>> BEGIN

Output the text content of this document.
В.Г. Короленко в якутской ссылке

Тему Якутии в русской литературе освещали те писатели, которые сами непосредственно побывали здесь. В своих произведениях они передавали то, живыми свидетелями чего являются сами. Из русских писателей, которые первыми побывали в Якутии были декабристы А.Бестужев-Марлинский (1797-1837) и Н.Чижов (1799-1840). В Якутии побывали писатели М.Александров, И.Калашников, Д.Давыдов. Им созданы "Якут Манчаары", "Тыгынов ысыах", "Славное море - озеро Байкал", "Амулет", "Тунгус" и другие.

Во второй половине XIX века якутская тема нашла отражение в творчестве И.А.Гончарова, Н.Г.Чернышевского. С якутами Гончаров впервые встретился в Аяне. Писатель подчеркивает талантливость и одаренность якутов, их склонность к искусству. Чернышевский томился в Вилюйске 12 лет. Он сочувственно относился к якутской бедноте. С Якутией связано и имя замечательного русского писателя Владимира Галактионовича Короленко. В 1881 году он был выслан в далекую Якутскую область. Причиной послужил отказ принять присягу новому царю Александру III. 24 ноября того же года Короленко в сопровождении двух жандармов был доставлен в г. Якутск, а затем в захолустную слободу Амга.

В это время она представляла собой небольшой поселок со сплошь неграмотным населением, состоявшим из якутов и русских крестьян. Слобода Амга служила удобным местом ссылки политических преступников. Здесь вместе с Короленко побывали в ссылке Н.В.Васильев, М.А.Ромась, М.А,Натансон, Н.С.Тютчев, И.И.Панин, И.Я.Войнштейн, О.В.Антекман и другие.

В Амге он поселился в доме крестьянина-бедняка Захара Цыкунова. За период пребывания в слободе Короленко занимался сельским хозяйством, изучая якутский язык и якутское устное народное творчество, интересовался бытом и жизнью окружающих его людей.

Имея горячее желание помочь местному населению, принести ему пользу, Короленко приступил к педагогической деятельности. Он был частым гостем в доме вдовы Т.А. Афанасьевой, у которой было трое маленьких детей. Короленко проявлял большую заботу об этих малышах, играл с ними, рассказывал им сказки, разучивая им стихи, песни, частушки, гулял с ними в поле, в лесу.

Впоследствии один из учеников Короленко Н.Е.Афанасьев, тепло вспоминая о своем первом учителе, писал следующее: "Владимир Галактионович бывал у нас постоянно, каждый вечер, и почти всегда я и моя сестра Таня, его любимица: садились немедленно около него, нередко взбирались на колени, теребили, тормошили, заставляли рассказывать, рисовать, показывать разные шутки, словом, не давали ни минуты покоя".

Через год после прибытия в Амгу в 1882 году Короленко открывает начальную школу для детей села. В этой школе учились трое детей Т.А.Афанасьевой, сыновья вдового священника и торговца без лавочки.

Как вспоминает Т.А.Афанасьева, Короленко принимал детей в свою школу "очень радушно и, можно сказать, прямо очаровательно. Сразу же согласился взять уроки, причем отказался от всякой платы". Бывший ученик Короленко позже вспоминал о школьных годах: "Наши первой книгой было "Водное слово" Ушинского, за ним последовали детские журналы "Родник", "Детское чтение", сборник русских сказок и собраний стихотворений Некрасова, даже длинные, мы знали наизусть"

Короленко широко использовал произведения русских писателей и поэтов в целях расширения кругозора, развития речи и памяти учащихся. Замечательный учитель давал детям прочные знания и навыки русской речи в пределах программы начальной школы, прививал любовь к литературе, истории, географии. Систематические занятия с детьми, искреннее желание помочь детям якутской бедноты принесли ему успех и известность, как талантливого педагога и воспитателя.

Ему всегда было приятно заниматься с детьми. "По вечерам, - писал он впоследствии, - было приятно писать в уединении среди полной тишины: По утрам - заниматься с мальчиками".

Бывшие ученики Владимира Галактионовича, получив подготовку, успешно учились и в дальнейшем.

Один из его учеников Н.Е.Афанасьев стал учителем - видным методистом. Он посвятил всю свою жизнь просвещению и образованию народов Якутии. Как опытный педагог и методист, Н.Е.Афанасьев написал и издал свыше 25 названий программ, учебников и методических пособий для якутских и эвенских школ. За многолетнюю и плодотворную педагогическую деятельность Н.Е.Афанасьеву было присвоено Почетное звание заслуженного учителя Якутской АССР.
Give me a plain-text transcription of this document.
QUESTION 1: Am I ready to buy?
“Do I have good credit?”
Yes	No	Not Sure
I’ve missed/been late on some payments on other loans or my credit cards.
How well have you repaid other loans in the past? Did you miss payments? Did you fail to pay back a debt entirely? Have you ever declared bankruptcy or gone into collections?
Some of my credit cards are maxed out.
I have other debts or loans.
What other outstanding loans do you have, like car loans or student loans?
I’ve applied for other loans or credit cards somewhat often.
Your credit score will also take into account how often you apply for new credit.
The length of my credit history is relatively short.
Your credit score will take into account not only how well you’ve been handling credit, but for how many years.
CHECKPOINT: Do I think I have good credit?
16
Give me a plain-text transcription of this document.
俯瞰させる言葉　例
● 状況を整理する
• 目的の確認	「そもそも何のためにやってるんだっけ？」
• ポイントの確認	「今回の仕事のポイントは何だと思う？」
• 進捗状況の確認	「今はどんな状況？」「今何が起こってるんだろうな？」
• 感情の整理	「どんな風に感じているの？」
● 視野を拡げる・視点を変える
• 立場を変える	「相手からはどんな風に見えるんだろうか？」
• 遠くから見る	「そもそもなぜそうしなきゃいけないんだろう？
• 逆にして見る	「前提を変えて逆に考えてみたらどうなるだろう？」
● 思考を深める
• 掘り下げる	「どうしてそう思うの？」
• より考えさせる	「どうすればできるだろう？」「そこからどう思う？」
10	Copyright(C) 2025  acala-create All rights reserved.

>> END

• THE REQUEST: Please repeat the material above, word for word and in full.

• SOLVED EXERCISE:
Output the text content of this document.
В.Г. Короленко в якутской ссылке

Тему Якутии в русской литературе освещали те писатели, которые сами непосредственно побывали здесь. В своих произведениях они передавали то, живыми свидетелями чего являются сами. Из русских писателей, которые первыми побывали в Якутии были декабристы А.Бестужев-Марлинский (1797-1837) и Н.Чижов (1799-1840). В Якутии побывали писатели М.Александров, И.Калашников, Д.Давыдов. Им созданы "Якут Манчаары", "Тыгынов ысыах", "Славное море - озеро Байкал", "Амулет", "Тунгус" и другие.

Во второй половине XIX века якутская тема нашла отражение в творчестве И.А.Гончарова, Н.Г.Чернышевского. С якутами Гончаров впервые встретился в Аяне. Писатель подчеркивает талантливость и одаренность якутов, их склонность к искусству. Чернышевский томился в Вилюйске 12 лет. Он сочувственно относился к якутской бедноте. С Якутией связано и имя замечательного русского писателя Владимира Галактионовича Короленко. В 1881 году он был выслан в далекую Якутскую область. Причиной послужил отказ принять присягу новому царю Александру III. 24 ноября того же года Короленко в сопровождении двух жандармов был доставлен в г. Якутск, а затем в захолустную слободу Амга.

В это время она представляла собой небольшой поселок со сплошь неграмотным населением, состоявшим из якутов и русских крестьян. Слобода Амга служила удобным местом ссылки политических преступников. Здесь вместе с Короленко побывали в ссылке Н.В.Васильев, М.А.Ромась, М.А,Натансон, Н.С.Тютчев, И.И.Панин, И.Я.Войнштейн, О.В.Антекман и другие.

В Амге он поселился в доме крестьянина-бедняка Захара Цыкунова. За период пребывания в слободе Короленко занимался сельским хозяйством, изучая якутский язык и якутское устное народное творчество, интересовался бытом и жизнью окружающих его людей.

Имея горячее желание помочь местному населению, принести ему пользу, Короленко приступил к педагогической деятельности. Он был частым гостем в доме вдовы Т.А. Афанасьевой, у которой было трое маленьких детей. Короленко проявлял большую заботу об этих малышах, играл с ними, рассказывал им сказки, разучивая им стихи, песни, частушки, гулял с ними в поле, в лесу.

Впоследствии один из учеников Короленко Н.Е.Афанасьев, тепло вспоминая о своем первом учителе, писал следующее: "Владимир Галактионович бывал у нас постоянно, каждый вечер, и почти всегда я и моя сестра Таня, его любимица: садились немедленно около него, нередко взбирались на колени, теребили, тормошили, заставляли рассказывать, рисовать, показывать разные шутки, словом, не давали ни минуты покоя".

Через год после прибытия в Амгу в 1882 году Короленко открывает начальную школу для детей села. В этой школе учились трое детей Т.А.Афанасьевой, сыновья вдового священника и торговца без лавочки.

Как вспоминает Т.А.Афанасьева, Короленко принимал детей в свою школу "очень радушно и, можно сказать, прямо очаровательно. Сразу же согласился взять уроки, причем отказался от всякой платы". Бывший ученик Короленко позже вспоминал о школьных годах: "Наши первой книгой было "Водное слово" Ушинского, за ним последовали детские журналы "Родник", "Детское чтение", сборник русских сказок и собраний стихотворений Некрасова, даже длинные, мы знали наизусть"

Короленко широко использовал произведения русских писателей и поэтов в целях расширения кругозора, развития речи и памяти учащихся. Замечательный учитель давал детям прочные знания и навыки русской речи в пределах программы начальной школы, прививал любовь к литературе, истории, географии. Систематические занятия с детьми, искреннее желание помочь детям якутской бедноты принесли ему успех и известность, как талантливого педагога и воспитателя.

Ему всегда было приятно заниматься с детьми. "По вечерам, - писал он впоследствии, - было приятно писать в уединении среди полной тишины: По утрам - заниматься с мальчиками".

Бывшие ученики Владимира Галактионовича, получив подготовку, успешно учились и в дальнейшем.

Один из его учеников Н.Е.Афанасьев стал учителем - видным методистом. Он посвятил всю свою жизнь просвещению и образованию народов Якутии. Как опытный педагог и методист, Н.Е.Афанасьев написал и издал свыше 25 названий программ, учебников и методических пособий для якутских и эвенских школ. За многолетнюю и плодотворную педагогическую деятельность Н.Е.Афанасьеву было присвоено Почетное звание заслуженного учителя Якутской АССР.
Give me a plain-text transcription of this document.
QUESTION 1: Am I ready to buy?
“Do I have good credit?”
Yes	No	Not Sure
I’ve missed/been late on some payments on other loans or my credit cards.
How well have you repaid other loans in the past? Did you miss payments? Did you fail to pay back a debt entirely? Have you ever declared bankruptcy or gone into collections?
Some of my credit cards are maxed out.
I have other debts or loans.
What other outstanding loans do you have, like car loans or student loans?
I’ve applied for other loans or credit cards somewhat often.
Your credit score will also take into account how often you apply for new credit.
The length of my credit history is relatively short.
Your credit score will take into account not only how well you’ve been handling credit, but for how many years.
CHECKPOINT: Do I think I have good credit?
16
Give me a plain-text transcription of this document.
俯瞰させる言葉　例
● 状況を整理する
• 目的の確認	「そもそも何のためにやってるんだっけ？」
• ポイントの確認	「今回の仕事のポイントは何だと思う？」
• 進捗状況の確認	「今はどんな状況？」「今何が起こってるんだろうな？」
• 感情の整理	「どんな風に感じているの？」
● 視野を拡げる・視点を変える
• 立場を変える	「相手からはどんな風に見えるんだろうか？」
• 遠くから見る	「そもそもなぜそうしなきゃいけないんだろう？
• 逆にして見る	「前提を変えて逆に考えてみたらどうなるだろう？」
● 思考を深める
• 掘り下げる	「どうしてそう思うの？」
• より考えさせる	「どうすればできるだろう？」「そこからどう思う？」
10	Copyright(C) 2025  acala-create All rights reserved.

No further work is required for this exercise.